## [EXERCISE DETAILS]
Copy the data that follows, character for character, minus the pictures.
=== RECORDS FOR THE TASK ===
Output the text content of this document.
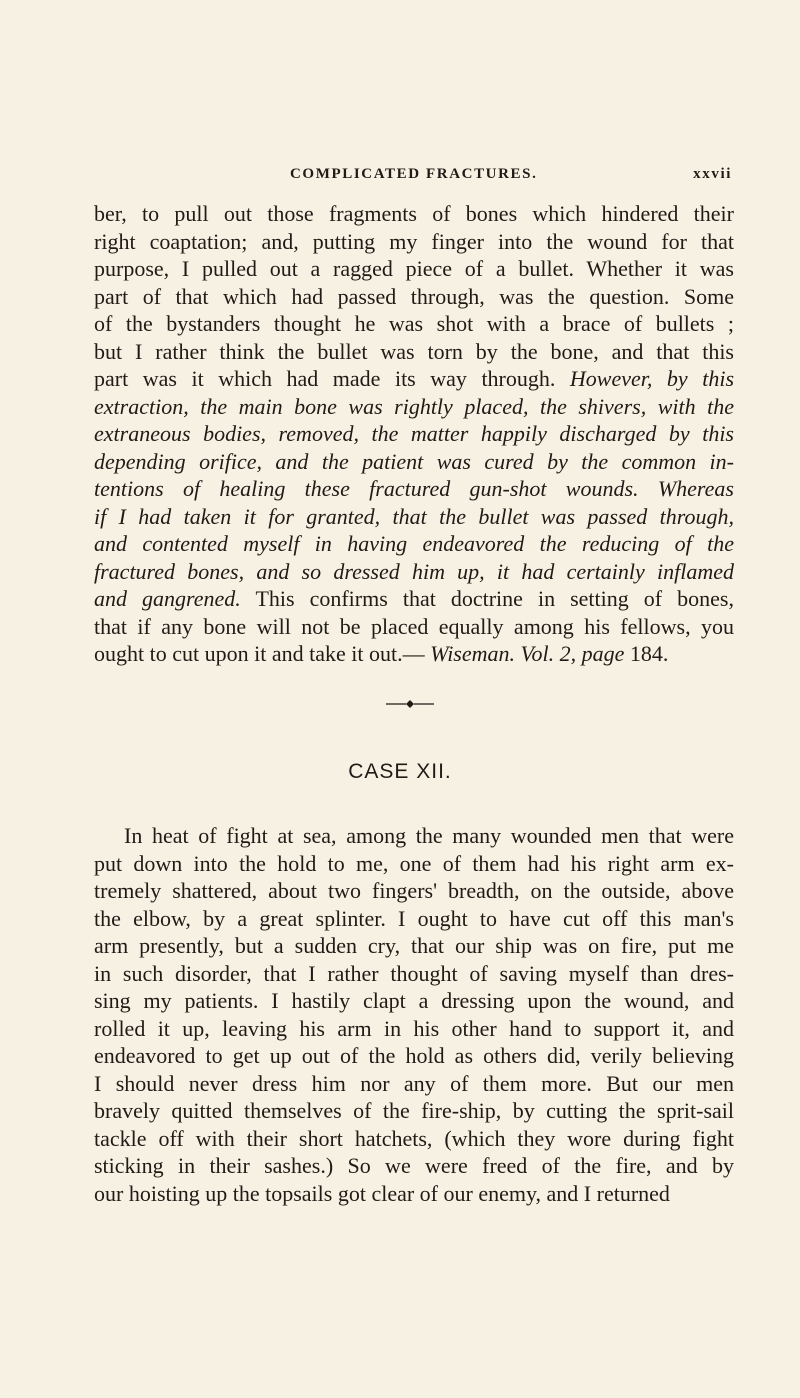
COMPLICATED FRACTURES.	xxvii
ber, to pull out those fragments of bones which hindered their
right coaptation; and, putting my finger into the wound for that
purpose, I pulled out a ragged piece of a bullet. Whether it was
part of that which had passed through, was the question. Some
of the bystanders thought he was shot with a brace of bullets ;
but I rather think the bullet was torn by the bone, and that this
part was it which had made its way through. However, by this
extraction, the main bone was rightly placed, the shivers, with the
extraneous bodies, removed, the matter happily discharged by this
depending orifice, and the patient was cured by the common in-
tentions of healing these fractured gun-shot wounds. Whereas
if I had taken it for granted, that the bullet was passed through,
and contented myself in having endeavored the reducing of the
fractured bones, and so dressed him up, it had certainly inflamed
and gangrened. This confirms that doctrine in setting of bones,
that if any bone will not be placed equally among his fellows, you
ought to cut upon it and take it out.— Wiseman. Vol. 2, page 184.
CASE XII.
In heat of fight at sea, among the many wounded men that were
put down into the hold to me, one of them had his right arm ex-
tremely shattered, about two fingers' breadth, on the outside, above
the elbow, by a great splinter. I ought to have cut off this man's
arm presently, but a sudden cry, that our ship was on fire, put me
in such disorder, that I rather thought of saving myself than dres-
sing my patients. I hastily clapt a dressing upon the wound, and
rolled it up, leaving his arm in his other hand to support it, and
endeavored to get up out of the hold as others did, verily believing
I should never dress him nor any of them more. But our men
bravely quitted themselves of the fire-ship, by cutting the sprit-sail
tackle off with their short hatchets, (which they wore during fight
sticking in their sashes.) So we were freed of the fire, and by
our hoisting up the topsails got clear of our enemy, and I returned
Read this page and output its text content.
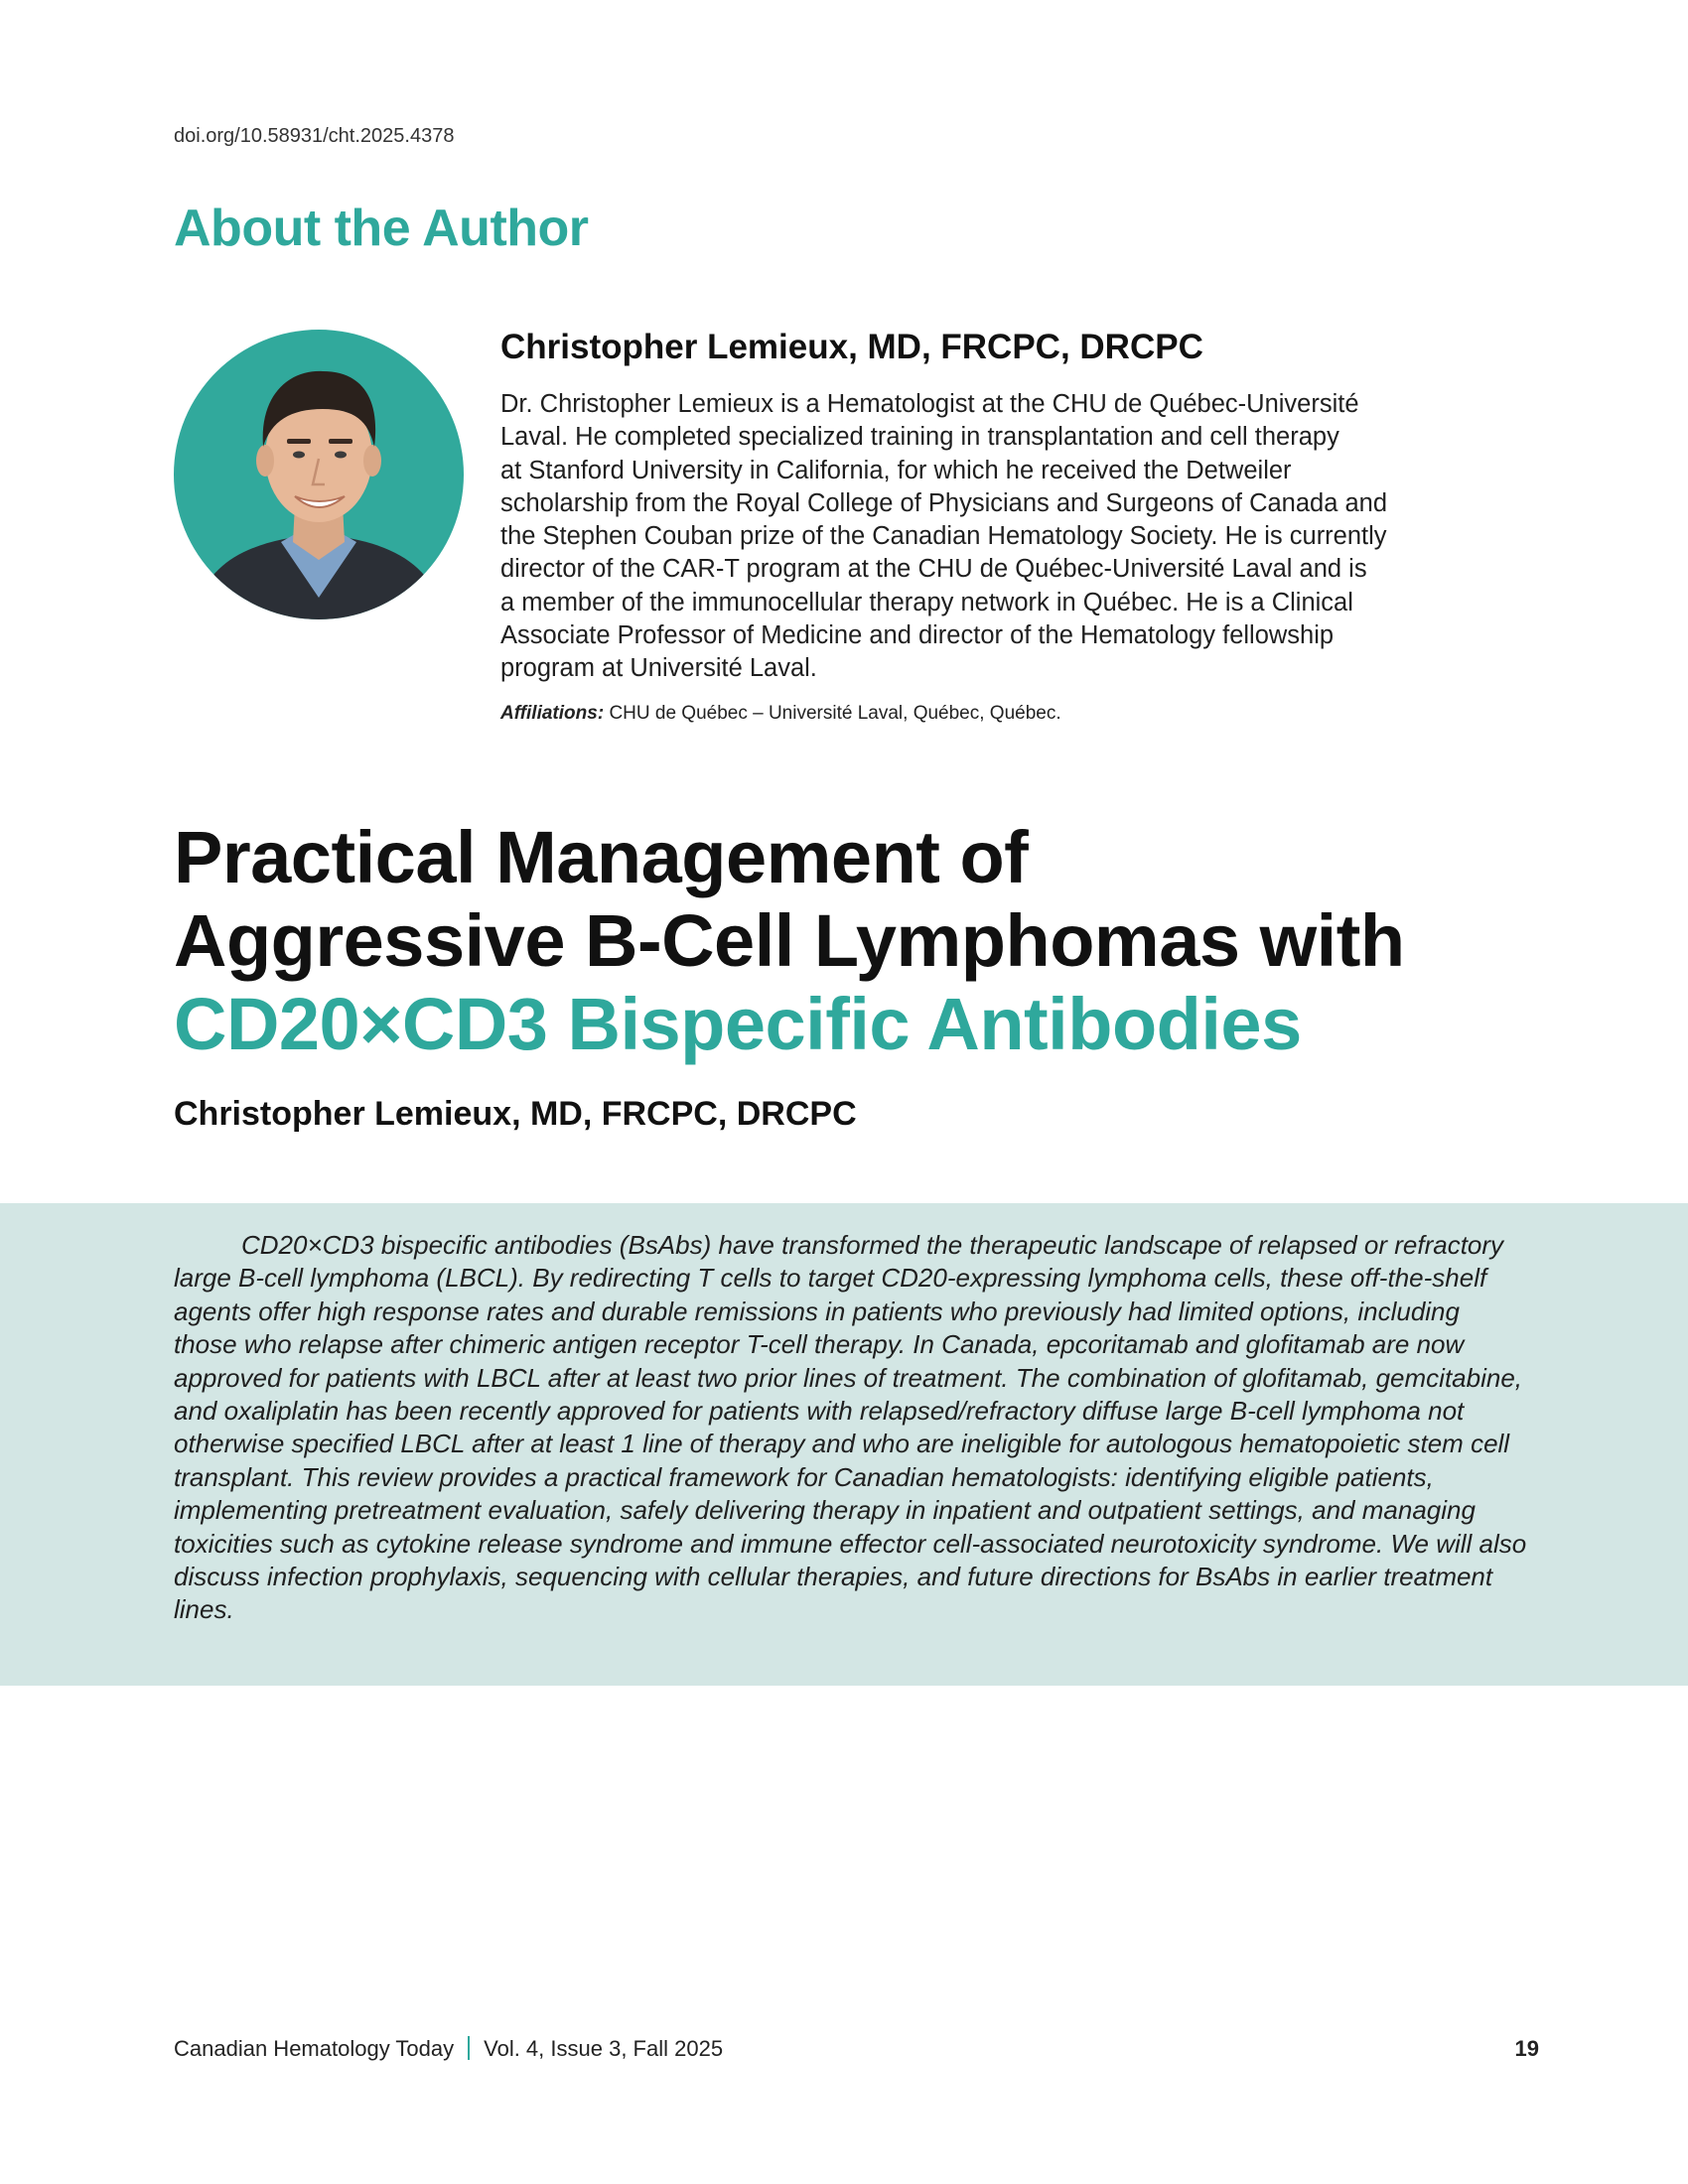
doi.org/10.58931/cht.2025.4378
About the Author
Christopher Lemieux, MD, FRCPC, DRCPC

Dr. Christopher Lemieux is a Hematologist at the CHU de Québec-Université
Laval. He completed specialized training in transplantation and cell therapy
at Stanford University in California, for which he received the Detweiler
scholarship from the Royal College of Physicians and Surgeons of Canada and
the Stephen Couban prize of the Canadian Hematology Society. He is currently
director of the CAR-T program at the CHU de Québec-Université Laval and is
a member of the immunocellular therapy network in Québec. He is a Clinical
Associate Professor of Medicine and director of the Hematology fellowship
program at Université Laval.

Affiliations: CHU de Québec – Université Laval, Québec, Québec.

Practical Management of
Aggressive B-Cell Lymphomas with
CD20×CD3 Bispecific Antibodies
Christopher Lemieux, MD, FRCPC, DRCPC

CD20×CD3 bispecific antibodies (BsAbs) have transformed the therapeutic landscape of relapsed or refractory large B-cell lymphoma (LBCL). By redirecting T cells to target CD20-expressing lymphoma cells, these off-the-shelf agents offer high response rates and durable remissions in patients who previously had limited options, including those who relapse after chimeric antigen receptor T-cell therapy. In Canada, epcoritamab and glofitamab are now approved for patients with LBCL after at least two prior lines of treatment. The combination of glofitamab, gemcitabine, and oxaliplatin has been recently approved for patients with relapsed/refractory diffuse large B-cell lymphoma not otherwise specified LBCL after at least 1 line of therapy and who are ineligible for autologous hematopoietic stem cell transplant. This review provides a practical framework for Canadian hematologists: identifying eligible patients, implementing pretreatment evaluation, safely delivering therapy in inpatient and outpatient settings, and managing toxicities such as cytokine release syndrome and immune effector cell-associated neurotoxicity syndrome. We will also discuss infection prophylaxis, sequencing with cellular therapies, and future directions for BsAbs in earlier treatment lines.

Canadian Hematology Today Vol. 4, Issue 3, Fall 2025	19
===
## [ANSWER BOX]
Output the text content of this document.
COMPLICATED FRACTURES.	xxvii
ber, to pull out those fragments of bones which hindered their
right coaptation; and, putting my finger into the wound for that
purpose, I pulled out a ragged piece of a bullet. Whether it was
part of that which had passed through, was the question. Some
of the bystanders thought he was shot with a brace of bullets ;
but I rather think the bullet was torn by the bone, and that this
part was it which had made its way through. However, by this
extraction, the main bone was rightly placed, the shivers, with the
extraneous bodies, removed, the matter happily discharged by this
depending orifice, and the patient was cured by the common in-
tentions of healing these fractured gun-shot wounds. Whereas
if I had taken it for granted, that the bullet was passed through,
and contented myself in having endeavored the reducing of the
fractured bones, and so dressed him up, it had certainly inflamed
and gangrened. This confirms that doctrine in setting of bones,
that if any bone will not be placed equally among his fellows, you
ought to cut upon it and take it out.— Wiseman. Vol. 2, page 184.
CASE XII.
In heat of fight at sea, among the many wounded men that were
put down into the hold to me, one of them had his right arm ex-
tremely shattered, about two fingers' breadth, on the outside, above
the elbow, by a great splinter. I ought to have cut off this man's
arm presently, but a sudden cry, that our ship was on fire, put me
in such disorder, that I rather thought of saving myself than dres-
sing my patients. I hastily clapt a dressing upon the wound, and
rolled it up, leaving his arm in his other hand to support it, and
endeavored to get up out of the hold as others did, verily believing
I should never dress him nor any of them more. But our men
bravely quitted themselves of the fire-ship, by cutting the sprit-sail
tackle off with their short hatchets, (which they wore during fight
sticking in their sashes.) So we were freed of the fire, and by
our hoisting up the topsails got clear of our enemy, and I returned
Read this page and output its text content.
doi.org/10.58931/cht.2025.4378
About the Author
Christopher Lemieux, MD, FRCPC, DRCPC

Dr. Christopher Lemieux is a Hematologist at the CHU de Québec-Université
Laval. He completed specialized training in transplantation and cell therapy
at Stanford University in California, for which he received the Detweiler
scholarship from the Royal College of Physicians and Surgeons of Canada and
the Stephen Couban prize of the Canadian Hematology Society. He is currently
director of the CAR-T program at the CHU de Québec-Université Laval and is
a member of the immunocellular therapy network in Québec. He is a Clinical
Associate Professor of Medicine and director of the Hematology fellowship
program at Université Laval.

Affiliations: CHU de Québec – Université Laval, Québec, Québec.

Practical Management of
Aggressive B-Cell Lymphomas with
CD20×CD3 Bispecific Antibodies
Christopher Lemieux, MD, FRCPC, DRCPC

CD20×CD3 bispecific antibodies (BsAbs) have transformed the therapeutic landscape of relapsed or refractory large B-cell lymphoma (LBCL). By redirecting T cells to target CD20-expressing lymphoma cells, these off-the-shelf agents offer high response rates and durable remissions in patients who previously had limited options, including those who relapse after chimeric antigen receptor T-cell therapy. In Canada, epcoritamab and glofitamab are now approved for patients with LBCL after at least two prior lines of treatment. The combination of glofitamab, gemcitabine, and oxaliplatin has been recently approved for patients with relapsed/refractory diffuse large B-cell lymphoma not otherwise specified LBCL after at least 1 line of therapy and who are ineligible for autologous hematopoietic stem cell transplant. This review provides a practical framework for Canadian hematologists: identifying eligible patients, implementing pretreatment evaluation, safely delivering therapy in inpatient and outpatient settings, and managing toxicities such as cytokine release syndrome and immune effector cell-associated neurotoxicity syndrome. We will also discuss infection prophylaxis, sequencing with cellular therapies, and future directions for BsAbs in earlier treatment lines.

Canadian Hematology Today Vol. 4, Issue 3, Fall 2025	19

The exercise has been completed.